SHORT TASK: Copy the material word for word, beginning at the line that contains "- redirect-message-prefix: The" and stopping after the line that contains "List UI elements".

## start TASK INPUTS

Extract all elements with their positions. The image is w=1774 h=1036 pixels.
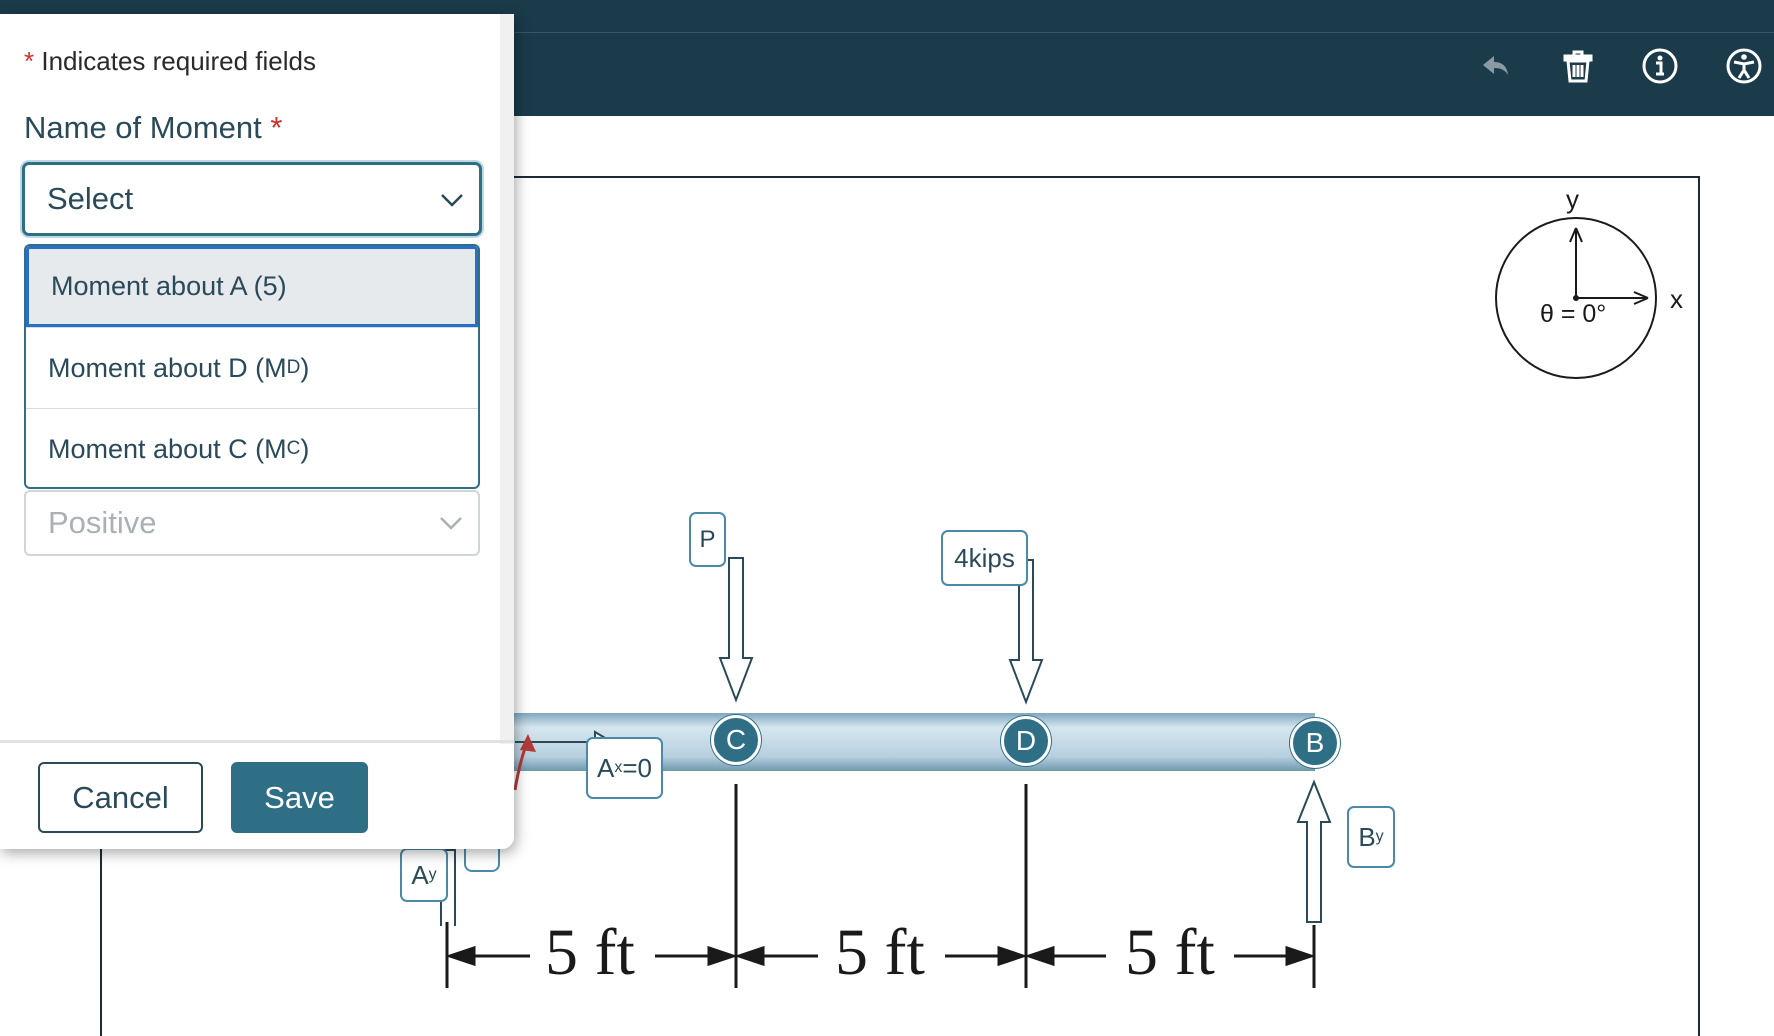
ay-base: A — [411, 859, 429, 890]
name-of-moment-label: Name of Moment * — [24, 110, 282, 146]
ay-reaction-label[interactable]: Ay — [400, 848, 448, 902]
panel-scrollbar[interactable] — [500, 14, 514, 744]
sign-select-value: Positive — [48, 505, 157, 540]
option-moment-c[interactable]: Moment about C (M C) — [26, 408, 478, 487]
dimension-3: 5 ft — [1125, 916, 1215, 989]
required-star: * — [24, 46, 35, 76]
ax-suffix: =0 — [622, 752, 652, 783]
required-note-text: Indicates required fields — [41, 46, 316, 76]
node-c[interactable]: C — [711, 715, 761, 765]
panel-footer-divider — [0, 740, 514, 743]
required-fields-note: * Indicates required fields — [24, 46, 316, 77]
p-load-arrow — [718, 557, 754, 703]
ay-sub: y — [428, 866, 437, 883]
option-suffix: ) — [300, 352, 310, 383]
by-reaction-label[interactable]: By — [1347, 806, 1395, 868]
moment-name-select[interactable]: Select — [22, 162, 482, 236]
cancel-button[interactable]: Cancel — [38, 762, 203, 833]
by-sub: y — [1375, 828, 1384, 845]
dimension-1: 5 ft — [545, 916, 635, 989]
by-base: B — [1358, 821, 1376, 852]
dimension-2: 5 ft — [835, 916, 925, 989]
option-sub: C — [286, 438, 301, 459]
chevron-down-icon — [440, 517, 462, 530]
chevron-down-icon — [441, 194, 463, 207]
kips-load-label[interactable]: 4kips — [941, 530, 1028, 586]
ax-sub: x — [614, 759, 623, 776]
app-stage: y x θ = 0° P 4kips Ax =0 Ay By C D B 5 ft… — [0, 0, 1774, 1036]
option-text: Moment about C (M — [48, 433, 287, 464]
x-axis-label: x — [1670, 284, 1683, 314]
ax-reaction-label[interactable]: Ax =0 — [586, 737, 663, 799]
by-reaction-arrow — [1296, 779, 1332, 923]
select-value: Select — [47, 181, 134, 216]
field-label-text: Name of Moment — [24, 110, 262, 145]
field-required-star: * — [270, 110, 283, 145]
moment-options-list: Moment about A (5) Moment about D (M D) M… — [24, 244, 480, 489]
p-load-label[interactable]: P — [689, 512, 726, 567]
node-d[interactable]: D — [1001, 716, 1051, 766]
node-b[interactable]: B — [1290, 718, 1340, 768]
ax-base: A — [597, 752, 615, 783]
moment-sign-select[interactable]: Positive — [24, 490, 480, 556]
angle-label: θ = 0° — [1540, 300, 1607, 328]
option-moment-a[interactable]: Moment about A (5) — [26, 246, 478, 327]
option-text: Moment about A (5) — [51, 271, 287, 301]
option-moment-d[interactable]: Moment about D (M D) — [26, 327, 478, 408]
y-axis-label: y — [1566, 184, 1579, 214]
option-text: Moment about D (M — [48, 352, 287, 383]
option-suffix: ) — [300, 433, 310, 464]
option-sub: D — [286, 357, 301, 378]
save-button[interactable]: Save — [231, 762, 368, 833]
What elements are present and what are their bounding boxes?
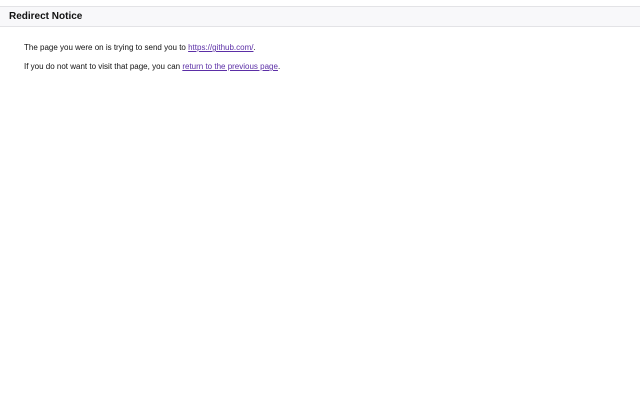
- redirect-message-prefix: The page you were on is trying to send y…: [24, 43, 189, 52]
- header-bar: Redirect Notice: [0, 7, 640, 27]
- redirect-target-link[interactable]: https://github.com/: [188, 43, 253, 52]
- redirect-message-suffix: .: [253, 43, 256, 52]
- redirect-message: The page you were on is trying to send y…: [24, 43, 256, 53]
- redirect-notice-page: Redirect Notice The page you were on is …: [0, 0, 640, 400]
- return-message-prefix: If you do not want to visit that page, y…: [24, 62, 183, 71]
- return-previous-page-link[interactable]: return to the previous page: [182, 62, 278, 71]
- return-message-suffix: .: [277, 62, 281, 71]
- return-message: If you do not want to visit that page, y…: [24, 62, 280, 72]
- page-title: Redirect Notice: [9, 11, 83, 22]
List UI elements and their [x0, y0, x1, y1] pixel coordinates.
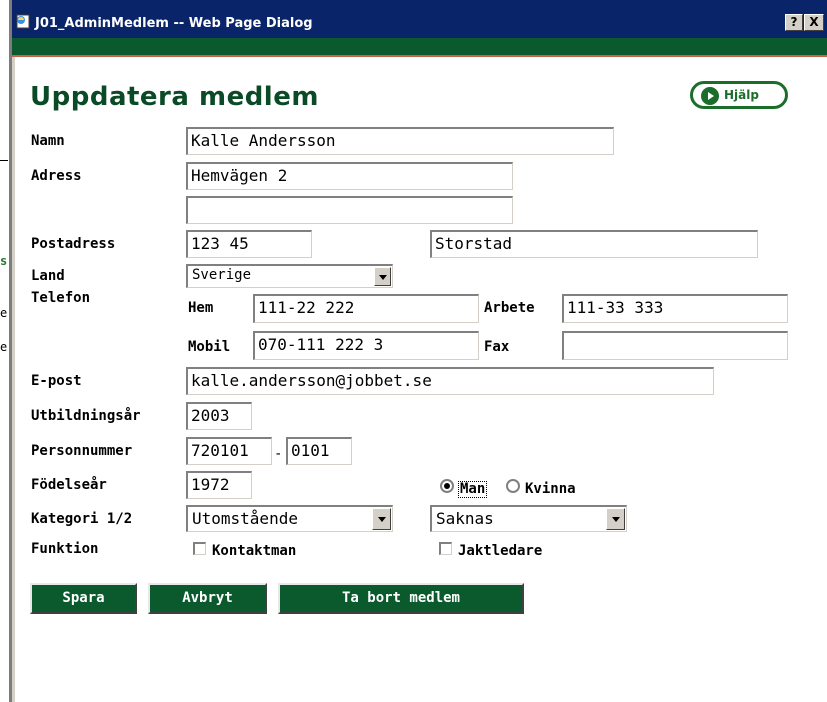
chevron-down-icon[interactable]	[372, 508, 391, 530]
label-namn: Namn	[31, 133, 65, 149]
label-hem: Hem	[188, 300, 214, 316]
background-divider	[0, 160, 8, 161]
gender-man-label[interactable]: Man	[458, 481, 488, 498]
label-mobil: Mobil	[188, 339, 231, 355]
background-text-fragment: e	[0, 306, 8, 320]
personnummer-nr-input[interactable]: 0101	[286, 437, 352, 465]
gender-man-radio[interactable]	[440, 479, 454, 493]
personnummer-separator: -	[274, 446, 283, 462]
label-kategori: Kategori 1/2	[31, 511, 133, 527]
close-button[interactable]: X	[804, 14, 824, 31]
land-select[interactable]: Sverige	[186, 264, 393, 288]
dialog-title-bar[interactable]: J01_AdminMedlem -- Web Page Dialog ? X	[12, 0, 827, 38]
label-adress: Adress	[31, 168, 82, 184]
delete-member-button[interactable]: Ta bort medlem	[278, 583, 524, 614]
gender-kvinna-label[interactable]: Kvinna	[525, 481, 576, 497]
personnummer-datum-input[interactable]: 720101	[186, 437, 272, 465]
chevron-down-icon[interactable]	[606, 508, 625, 530]
label-fodelsear: Födelseår	[31, 477, 107, 493]
header-accent-line	[12, 55, 827, 57]
land-select-value: Sverige	[192, 267, 252, 283]
label-epost: E-post	[31, 373, 82, 389]
label-postadress: Postadress	[31, 236, 116, 252]
label-arbete: Arbete	[484, 300, 535, 316]
background-text-fragment: e	[0, 340, 8, 354]
help-button-label: Hjälp	[724, 88, 759, 102]
page-title: Uppdatera medlem	[30, 82, 319, 112]
ie-page-icon	[16, 14, 30, 29]
chevron-down-icon[interactable]	[374, 267, 391, 286]
label-land: Land	[31, 268, 65, 284]
gender-kvinna-radio[interactable]	[506, 479, 520, 493]
kategori2-select-value: Saknas	[436, 509, 494, 528]
kategori1-select-value: Utomstående	[192, 509, 298, 528]
jaktledare-label[interactable]: Jaktledare	[458, 543, 542, 559]
background-text-fragment: s	[0, 254, 8, 268]
telefon-arbete-input[interactable]: 111-33 333	[562, 294, 788, 323]
kategori1-select[interactable]: Utomstående	[186, 505, 393, 532]
label-funktion: Funktion	[31, 541, 99, 557]
header-band	[12, 38, 827, 55]
label-fax: Fax	[484, 339, 510, 355]
jaktledare-checkbox[interactable]	[439, 542, 452, 555]
kontaktman-checkbox[interactable]	[193, 542, 206, 555]
telefon-mobil-input[interactable]: 070-111 222 3	[253, 331, 479, 360]
dialog-title: J01_AdminMedlem -- Web Page Dialog	[35, 16, 313, 31]
adress-line1-input[interactable]: Hemvägen 2	[186, 162, 513, 190]
cancel-button[interactable]: Avbryt	[148, 583, 267, 614]
background-window-edge: s e e	[0, 0, 12, 702]
namn-input[interactable]: Kalle Andersson	[186, 127, 614, 155]
telefon-hem-input[interactable]: 111-22 222	[253, 294, 479, 323]
label-utbildningsar: Utbildningsår	[31, 408, 141, 424]
help-button[interactable]: Hjälp	[690, 81, 788, 109]
label-personnummer: Personnummer	[31, 443, 133, 459]
save-button[interactable]: Spara	[30, 583, 137, 614]
play-icon	[701, 87, 719, 105]
postnummer-input[interactable]: 123 45	[186, 230, 312, 258]
label-telefon: Telefon	[31, 290, 91, 306]
ort-input[interactable]: Storstad	[430, 230, 758, 258]
dialog-frame-left	[12, 57, 15, 702]
adress-line2-input[interactable]	[186, 196, 513, 224]
epost-input[interactable]: kalle.andersson@jobbet.se	[186, 367, 714, 395]
kontaktman-label[interactable]: Kontaktman	[212, 543, 296, 559]
utbildningsar-input[interactable]: 2003	[186, 402, 252, 430]
kategori2-select[interactable]: Saknas	[430, 505, 627, 532]
context-help-button[interactable]: ?	[785, 14, 803, 31]
fodelsear-input[interactable]: 1972	[186, 471, 252, 499]
telefon-fax-input[interactable]	[562, 331, 788, 360]
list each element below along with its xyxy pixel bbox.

## end TASK INPUTS

WRITTEN REPLY:
- redirect-message-prefix: The page you were on is trying to send y…: [24, 43, 189, 52]
- header-bar: Redirect Notice: [0, 7, 640, 27]
- redirect-target-link[interactable]: https://github.com/: [188, 43, 253, 52]
- redirect-message-suffix: .: [253, 43, 256, 52]
- redirect-message: The page you were on is trying to send y…: [24, 43, 256, 53]
- redirect-notice-page: Redirect Notice The page you were on is …: [0, 0, 640, 400]
- return-message-prefix: If you do not want to visit that page, y…: [24, 62, 183, 71]
- return-previous-page-link[interactable]: return to the previous page: [182, 62, 278, 71]
- return-message-suffix: .: [277, 62, 281, 71]
- return-message: If you do not want to visit that page, y…: [24, 62, 280, 72]
- page-title: Redirect Notice: [9, 11, 83, 22]
List UI elements and their [x0, y0, x1, y1] pixel coordinates.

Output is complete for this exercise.